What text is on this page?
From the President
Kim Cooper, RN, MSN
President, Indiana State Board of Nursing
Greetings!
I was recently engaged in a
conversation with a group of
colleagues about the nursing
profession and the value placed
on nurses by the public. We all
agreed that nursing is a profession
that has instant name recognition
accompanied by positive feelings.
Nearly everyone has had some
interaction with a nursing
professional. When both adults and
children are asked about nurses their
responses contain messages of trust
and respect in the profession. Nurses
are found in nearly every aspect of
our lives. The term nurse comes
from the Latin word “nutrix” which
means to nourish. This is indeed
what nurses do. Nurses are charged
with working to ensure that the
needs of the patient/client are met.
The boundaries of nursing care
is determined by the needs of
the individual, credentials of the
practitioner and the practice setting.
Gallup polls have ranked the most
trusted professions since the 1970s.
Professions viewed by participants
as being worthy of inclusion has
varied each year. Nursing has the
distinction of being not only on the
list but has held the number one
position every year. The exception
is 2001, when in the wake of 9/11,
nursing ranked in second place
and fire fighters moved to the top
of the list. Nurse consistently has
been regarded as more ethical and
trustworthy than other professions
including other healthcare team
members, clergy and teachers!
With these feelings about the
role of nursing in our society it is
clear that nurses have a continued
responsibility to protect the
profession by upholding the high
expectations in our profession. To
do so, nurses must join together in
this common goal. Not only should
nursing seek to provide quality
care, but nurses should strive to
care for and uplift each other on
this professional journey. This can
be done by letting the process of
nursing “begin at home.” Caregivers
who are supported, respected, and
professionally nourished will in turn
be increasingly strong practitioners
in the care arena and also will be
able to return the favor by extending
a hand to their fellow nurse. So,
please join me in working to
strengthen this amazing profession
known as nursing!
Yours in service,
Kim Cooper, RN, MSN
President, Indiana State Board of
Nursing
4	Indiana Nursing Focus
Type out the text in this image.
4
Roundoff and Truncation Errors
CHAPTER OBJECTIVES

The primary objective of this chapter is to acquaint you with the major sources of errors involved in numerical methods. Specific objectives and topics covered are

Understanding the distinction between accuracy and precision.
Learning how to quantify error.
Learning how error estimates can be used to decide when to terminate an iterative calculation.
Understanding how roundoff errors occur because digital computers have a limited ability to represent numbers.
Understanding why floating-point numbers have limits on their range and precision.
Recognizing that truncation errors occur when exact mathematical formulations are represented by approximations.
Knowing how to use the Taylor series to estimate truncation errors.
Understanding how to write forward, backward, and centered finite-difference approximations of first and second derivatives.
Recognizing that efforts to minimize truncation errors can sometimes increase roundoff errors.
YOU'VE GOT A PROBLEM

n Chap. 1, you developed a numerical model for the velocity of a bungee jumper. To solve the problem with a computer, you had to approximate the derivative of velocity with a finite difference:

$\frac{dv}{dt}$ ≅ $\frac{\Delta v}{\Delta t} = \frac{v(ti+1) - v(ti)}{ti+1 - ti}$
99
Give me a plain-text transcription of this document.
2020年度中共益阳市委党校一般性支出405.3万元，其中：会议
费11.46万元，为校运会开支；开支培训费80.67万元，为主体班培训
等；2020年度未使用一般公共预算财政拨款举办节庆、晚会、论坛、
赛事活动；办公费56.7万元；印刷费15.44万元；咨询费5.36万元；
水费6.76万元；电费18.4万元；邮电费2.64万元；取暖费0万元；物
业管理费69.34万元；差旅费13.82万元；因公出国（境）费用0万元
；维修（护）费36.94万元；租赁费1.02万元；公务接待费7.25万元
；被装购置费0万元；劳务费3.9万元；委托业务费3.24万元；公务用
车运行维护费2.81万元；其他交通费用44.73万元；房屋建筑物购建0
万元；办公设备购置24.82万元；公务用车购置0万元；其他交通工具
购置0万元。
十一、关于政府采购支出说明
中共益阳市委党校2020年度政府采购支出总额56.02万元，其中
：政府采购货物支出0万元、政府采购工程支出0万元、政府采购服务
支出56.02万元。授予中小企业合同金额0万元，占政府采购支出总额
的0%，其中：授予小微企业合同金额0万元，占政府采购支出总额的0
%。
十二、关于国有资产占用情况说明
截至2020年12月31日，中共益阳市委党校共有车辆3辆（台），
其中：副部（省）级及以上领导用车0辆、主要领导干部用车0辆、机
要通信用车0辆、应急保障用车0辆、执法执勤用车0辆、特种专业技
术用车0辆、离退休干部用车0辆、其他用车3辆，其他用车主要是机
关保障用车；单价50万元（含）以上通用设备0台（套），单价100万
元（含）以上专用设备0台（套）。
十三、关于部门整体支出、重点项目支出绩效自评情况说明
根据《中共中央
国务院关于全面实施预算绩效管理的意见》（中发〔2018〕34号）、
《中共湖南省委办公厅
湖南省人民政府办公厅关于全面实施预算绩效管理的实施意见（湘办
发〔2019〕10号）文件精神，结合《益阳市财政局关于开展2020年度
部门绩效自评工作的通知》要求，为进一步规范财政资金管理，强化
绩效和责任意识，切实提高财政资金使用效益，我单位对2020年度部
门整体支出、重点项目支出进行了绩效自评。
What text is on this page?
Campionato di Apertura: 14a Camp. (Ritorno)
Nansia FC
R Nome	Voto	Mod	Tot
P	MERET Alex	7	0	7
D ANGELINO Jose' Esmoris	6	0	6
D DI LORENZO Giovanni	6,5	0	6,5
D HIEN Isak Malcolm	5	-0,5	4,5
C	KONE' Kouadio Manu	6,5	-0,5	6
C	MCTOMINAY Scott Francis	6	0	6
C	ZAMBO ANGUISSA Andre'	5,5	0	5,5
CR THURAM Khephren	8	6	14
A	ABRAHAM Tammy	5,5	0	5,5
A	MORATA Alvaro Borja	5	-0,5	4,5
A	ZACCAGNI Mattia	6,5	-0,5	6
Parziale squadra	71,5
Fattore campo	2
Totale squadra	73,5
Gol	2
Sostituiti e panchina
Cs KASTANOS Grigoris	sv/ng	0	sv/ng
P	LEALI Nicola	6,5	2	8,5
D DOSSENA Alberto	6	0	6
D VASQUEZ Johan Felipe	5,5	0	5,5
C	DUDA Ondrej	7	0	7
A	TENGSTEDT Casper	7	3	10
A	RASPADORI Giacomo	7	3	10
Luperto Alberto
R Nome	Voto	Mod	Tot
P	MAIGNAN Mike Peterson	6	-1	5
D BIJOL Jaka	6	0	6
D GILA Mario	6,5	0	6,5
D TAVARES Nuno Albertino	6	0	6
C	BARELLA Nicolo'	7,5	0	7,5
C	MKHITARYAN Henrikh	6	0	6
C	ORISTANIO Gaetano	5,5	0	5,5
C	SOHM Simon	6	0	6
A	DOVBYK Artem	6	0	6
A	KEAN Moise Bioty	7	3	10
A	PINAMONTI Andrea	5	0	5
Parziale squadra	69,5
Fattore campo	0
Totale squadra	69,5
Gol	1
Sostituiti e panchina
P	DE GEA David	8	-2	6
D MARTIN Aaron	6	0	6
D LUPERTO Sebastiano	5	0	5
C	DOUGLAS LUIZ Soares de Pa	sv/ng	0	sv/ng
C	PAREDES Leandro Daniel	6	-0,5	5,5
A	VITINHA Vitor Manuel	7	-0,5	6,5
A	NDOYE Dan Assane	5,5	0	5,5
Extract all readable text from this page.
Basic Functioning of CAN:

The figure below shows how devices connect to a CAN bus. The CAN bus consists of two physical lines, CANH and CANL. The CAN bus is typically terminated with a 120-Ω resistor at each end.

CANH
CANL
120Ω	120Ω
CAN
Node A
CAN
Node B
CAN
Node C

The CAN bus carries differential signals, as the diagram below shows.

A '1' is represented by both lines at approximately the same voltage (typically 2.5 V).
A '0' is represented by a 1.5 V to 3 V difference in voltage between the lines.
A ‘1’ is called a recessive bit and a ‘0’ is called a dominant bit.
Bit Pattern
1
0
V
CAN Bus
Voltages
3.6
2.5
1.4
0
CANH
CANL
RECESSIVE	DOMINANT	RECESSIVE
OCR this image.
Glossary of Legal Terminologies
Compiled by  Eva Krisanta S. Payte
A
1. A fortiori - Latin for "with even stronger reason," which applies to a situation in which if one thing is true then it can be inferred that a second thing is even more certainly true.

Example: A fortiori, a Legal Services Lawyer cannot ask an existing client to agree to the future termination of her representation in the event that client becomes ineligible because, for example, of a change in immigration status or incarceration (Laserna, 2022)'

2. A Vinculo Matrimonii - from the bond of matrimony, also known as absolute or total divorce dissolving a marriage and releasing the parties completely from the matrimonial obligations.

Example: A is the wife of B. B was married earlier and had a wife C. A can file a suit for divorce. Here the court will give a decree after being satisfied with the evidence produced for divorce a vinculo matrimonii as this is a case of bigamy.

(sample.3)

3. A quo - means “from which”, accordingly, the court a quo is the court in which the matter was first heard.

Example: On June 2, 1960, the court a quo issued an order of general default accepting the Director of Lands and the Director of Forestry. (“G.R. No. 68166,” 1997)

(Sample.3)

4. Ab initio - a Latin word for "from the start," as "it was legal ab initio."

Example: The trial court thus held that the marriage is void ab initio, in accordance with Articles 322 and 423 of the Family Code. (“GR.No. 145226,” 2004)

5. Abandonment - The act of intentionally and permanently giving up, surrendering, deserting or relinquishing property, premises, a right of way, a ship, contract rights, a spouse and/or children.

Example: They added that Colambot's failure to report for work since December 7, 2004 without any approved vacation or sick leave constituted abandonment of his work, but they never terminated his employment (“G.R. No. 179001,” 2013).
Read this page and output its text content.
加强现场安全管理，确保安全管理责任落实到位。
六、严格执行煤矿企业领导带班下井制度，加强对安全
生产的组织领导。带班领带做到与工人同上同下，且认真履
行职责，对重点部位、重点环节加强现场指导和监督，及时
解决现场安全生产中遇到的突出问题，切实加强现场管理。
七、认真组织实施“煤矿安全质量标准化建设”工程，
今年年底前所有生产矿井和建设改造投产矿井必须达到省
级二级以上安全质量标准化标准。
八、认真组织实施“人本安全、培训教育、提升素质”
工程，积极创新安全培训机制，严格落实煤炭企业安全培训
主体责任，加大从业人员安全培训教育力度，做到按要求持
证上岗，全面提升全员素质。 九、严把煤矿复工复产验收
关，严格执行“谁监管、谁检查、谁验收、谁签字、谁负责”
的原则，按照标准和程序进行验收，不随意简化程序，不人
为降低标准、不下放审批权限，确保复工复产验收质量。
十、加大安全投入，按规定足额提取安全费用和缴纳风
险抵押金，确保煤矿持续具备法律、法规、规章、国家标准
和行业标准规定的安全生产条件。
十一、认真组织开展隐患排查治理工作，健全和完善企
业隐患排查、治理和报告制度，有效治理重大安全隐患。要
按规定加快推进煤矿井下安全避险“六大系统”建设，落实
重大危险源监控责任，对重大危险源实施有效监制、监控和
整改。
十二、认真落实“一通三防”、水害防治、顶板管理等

* * * * *

• _SHORT TASK_: All lines holding the word "both" should be picked out and copied.

• _EXPECTED OUTPUT_:
professional. When both adults and
A '1' is represented by both lines at approximately the same voltage (typically 2.5 V).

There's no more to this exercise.